Figure data in JSON
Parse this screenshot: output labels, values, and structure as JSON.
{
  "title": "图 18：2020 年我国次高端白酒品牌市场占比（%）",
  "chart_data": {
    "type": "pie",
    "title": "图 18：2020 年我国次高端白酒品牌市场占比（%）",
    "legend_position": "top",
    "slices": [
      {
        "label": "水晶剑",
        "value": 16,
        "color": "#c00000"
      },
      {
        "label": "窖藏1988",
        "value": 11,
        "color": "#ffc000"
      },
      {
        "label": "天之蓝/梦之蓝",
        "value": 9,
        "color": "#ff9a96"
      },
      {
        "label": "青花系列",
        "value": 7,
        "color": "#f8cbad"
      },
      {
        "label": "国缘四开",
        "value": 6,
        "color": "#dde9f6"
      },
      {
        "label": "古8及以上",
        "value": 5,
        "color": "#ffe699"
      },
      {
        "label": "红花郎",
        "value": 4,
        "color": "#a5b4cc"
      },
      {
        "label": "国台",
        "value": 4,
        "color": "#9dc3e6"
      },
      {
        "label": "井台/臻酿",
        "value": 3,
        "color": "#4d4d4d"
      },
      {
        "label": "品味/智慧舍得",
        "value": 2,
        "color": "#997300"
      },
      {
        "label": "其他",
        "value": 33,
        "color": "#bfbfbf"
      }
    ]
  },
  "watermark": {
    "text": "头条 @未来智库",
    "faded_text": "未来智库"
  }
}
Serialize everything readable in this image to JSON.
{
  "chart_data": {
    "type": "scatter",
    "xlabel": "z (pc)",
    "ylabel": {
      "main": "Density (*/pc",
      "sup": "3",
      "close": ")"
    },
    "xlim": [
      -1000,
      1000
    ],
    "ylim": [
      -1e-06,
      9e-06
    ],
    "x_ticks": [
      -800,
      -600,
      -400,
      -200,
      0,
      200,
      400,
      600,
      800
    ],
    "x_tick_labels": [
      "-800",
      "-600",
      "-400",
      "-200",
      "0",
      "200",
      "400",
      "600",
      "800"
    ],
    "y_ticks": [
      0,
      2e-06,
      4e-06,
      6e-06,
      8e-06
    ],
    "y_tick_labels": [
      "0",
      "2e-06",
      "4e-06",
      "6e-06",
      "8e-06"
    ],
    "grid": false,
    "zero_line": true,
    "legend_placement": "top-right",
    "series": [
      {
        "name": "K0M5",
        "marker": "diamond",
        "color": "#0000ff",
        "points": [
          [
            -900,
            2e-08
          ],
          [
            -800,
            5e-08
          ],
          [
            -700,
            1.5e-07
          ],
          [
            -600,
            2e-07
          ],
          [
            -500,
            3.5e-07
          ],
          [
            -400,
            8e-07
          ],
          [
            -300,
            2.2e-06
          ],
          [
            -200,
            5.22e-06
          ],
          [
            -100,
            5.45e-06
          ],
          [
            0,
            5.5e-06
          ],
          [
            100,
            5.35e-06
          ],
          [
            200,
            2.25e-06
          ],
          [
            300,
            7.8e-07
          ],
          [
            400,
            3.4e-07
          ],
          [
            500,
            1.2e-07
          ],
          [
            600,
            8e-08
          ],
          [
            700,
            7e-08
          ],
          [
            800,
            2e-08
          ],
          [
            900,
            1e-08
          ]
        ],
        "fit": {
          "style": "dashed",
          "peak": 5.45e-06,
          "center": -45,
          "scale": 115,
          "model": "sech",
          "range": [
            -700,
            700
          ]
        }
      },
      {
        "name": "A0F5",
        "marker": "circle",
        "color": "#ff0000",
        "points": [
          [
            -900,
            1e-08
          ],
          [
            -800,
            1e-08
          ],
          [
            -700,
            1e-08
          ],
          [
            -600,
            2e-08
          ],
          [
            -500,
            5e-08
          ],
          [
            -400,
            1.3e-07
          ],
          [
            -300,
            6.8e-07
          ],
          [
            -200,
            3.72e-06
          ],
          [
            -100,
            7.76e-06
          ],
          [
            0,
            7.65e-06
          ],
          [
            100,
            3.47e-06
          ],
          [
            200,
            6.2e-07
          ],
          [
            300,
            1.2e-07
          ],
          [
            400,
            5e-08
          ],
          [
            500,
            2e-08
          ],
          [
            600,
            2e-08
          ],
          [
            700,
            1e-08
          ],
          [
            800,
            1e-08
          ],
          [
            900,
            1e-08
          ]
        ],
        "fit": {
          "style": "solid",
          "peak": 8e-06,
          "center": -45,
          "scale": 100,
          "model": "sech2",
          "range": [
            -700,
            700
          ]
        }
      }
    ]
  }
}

• **Required work**
Transcribe every entry exactly.

• **Solved problem**
Parse this screenshot: output labels, values, and structure as JSON.
{
  "title": "图 18：2020 年我国次高端白酒品牌市场占比（%）",
  "chart_data": {
    "type": "pie",
    "title": "图 18：2020 年我国次高端白酒品牌市场占比（%）",
    "legend_position": "top",
    "slices": [
      {
        "label": "水晶剑",
        "value": 16,
        "color": "#c00000"
      },
      {
        "label": "窖藏1988",
        "value": 11,
        "color": "#ffc000"
      },
      {
        "label": "天之蓝/梦之蓝",
        "value": 9,
        "color": "#ff9a96"
      },
      {
        "label": "青花系列",
        "value": 7,
        "color": "#f8cbad"
      },
      {
        "label": "国缘四开",
        "value": 6,
        "color": "#dde9f6"
      },
      {
        "label": "古8及以上",
        "value": 5,
        "color": "#ffe699"
      },
      {
        "label": "红花郎",
        "value": 4,
        "color": "#a5b4cc"
      },
      {
        "label": "国台",
        "value": 4,
        "color": "#9dc3e6"
      },
      {
        "label": "井台/臻酿",
        "value": 3,
        "color": "#4d4d4d"
      },
      {
        "label": "品味/智慧舍得",
        "value": 2,
        "color": "#997300"
      },
      {
        "label": "其他",
        "value": 33,
        "color": "#bfbfbf"
      }
    ]
  },
  "watermark": {
    "text": "头条 @未来智库",
    "faded_text": "未来智库"
  }
}
Serialize everything readable in this image to JSON.
{
  "chart_data": {
    "type": "scatter",
    "xlabel": "z (pc)",
    "ylabel": {
      "main": "Density (*/pc",
      "sup": "3",
      "close": ")"
    },
    "xlim": [
      -1000,
      1000
    ],
    "ylim": [
      -1e-06,
      9e-06
    ],
    "x_ticks": [
      -800,
      -600,
      -400,
      -200,
      0,
      200,
      400,
      600,
      800
    ],
    "x_tick_labels": [
      "-800",
      "-600",
      "-400",
      "-200",
      "0",
      "200",
      "400",
      "600",
      "800"
    ],
    "y_ticks": [
      0,
      2e-06,
      4e-06,
      6e-06,
      8e-06
    ],
    "y_tick_labels": [
      "0",
      "2e-06",
      "4e-06",
      "6e-06",
      "8e-06"
    ],
    "grid": false,
    "zero_line": true,
    "legend_placement": "top-right",
    "series": [
      {
        "name": "K0M5",
        "marker": "diamond",
        "color": "#0000ff",
        "points": [
          [
            -900,
            2e-08
          ],
          [
            -800,
            5e-08
          ],
          [
            -700,
            1.5e-07
          ],
          [
            -600,
            2e-07
          ],
          [
            -500,
            3.5e-07
          ],
          [
            -400,
            8e-07
          ],
          [
            -300,
            2.2e-06
          ],
          [
            -200,
            5.22e-06
          ],
          [
            -100,
            5.45e-06
          ],
          [
            0,
            5.5e-06
          ],
          [
            100,
            5.35e-06
          ],
          [
            200,
            2.25e-06
          ],
          [
            300,
            7.8e-07
          ],
          [
            400,
            3.4e-07
          ],
          [
            500,
            1.2e-07
          ],
          [
            600,
            8e-08
          ],
          [
            700,
            7e-08
          ],
          [
            800,
            2e-08
          ],
          [
            900,
            1e-08
          ]
        ],
        "fit": {
          "style": "dashed",
          "peak": 5.45e-06,
          "center": -45,
          "scale": 115,
          "model": "sech",
          "range": [
            -700,
            700
          ]
        }
      },
      {
        "name": "A0F5",
        "marker": "circle",
        "color": "#ff0000",
        "points": [
          [
            -900,
            1e-08
          ],
          [
            -800,
            1e-08
          ],
          [
            -700,
            1e-08
          ],
          [
            -600,
            2e-08
          ],
          [
            -500,
            5e-08
          ],
          [
            -400,
            1.3e-07
          ],
          [
            -300,
            6.8e-07
          ],
          [
            -200,
            3.72e-06
          ],
          [
            -100,
            7.76e-06
          ],
          [
            0,
            7.65e-06
          ],
          [
            100,
            3.47e-06
          ],
          [
            200,
            6.2e-07
          ],
          [
            300,
            1.2e-07
          ],
          [
            400,
            5e-08
          ],
          [
            500,
            2e-08
          ],
          [
            600,
            2e-08
          ],
          [
            700,
            1e-08
          ],
          [
            800,
            1e-08
          ],
          [
            900,
            1e-08
          ]
        ],
        "fit": {
          "style": "solid",
          "peak": 8e-06,
          "center": -45,
          "scale": 100,
          "model": "sech2",
          "range": [
            -700,
            700
          ]
        }
      }
    ]
  }
}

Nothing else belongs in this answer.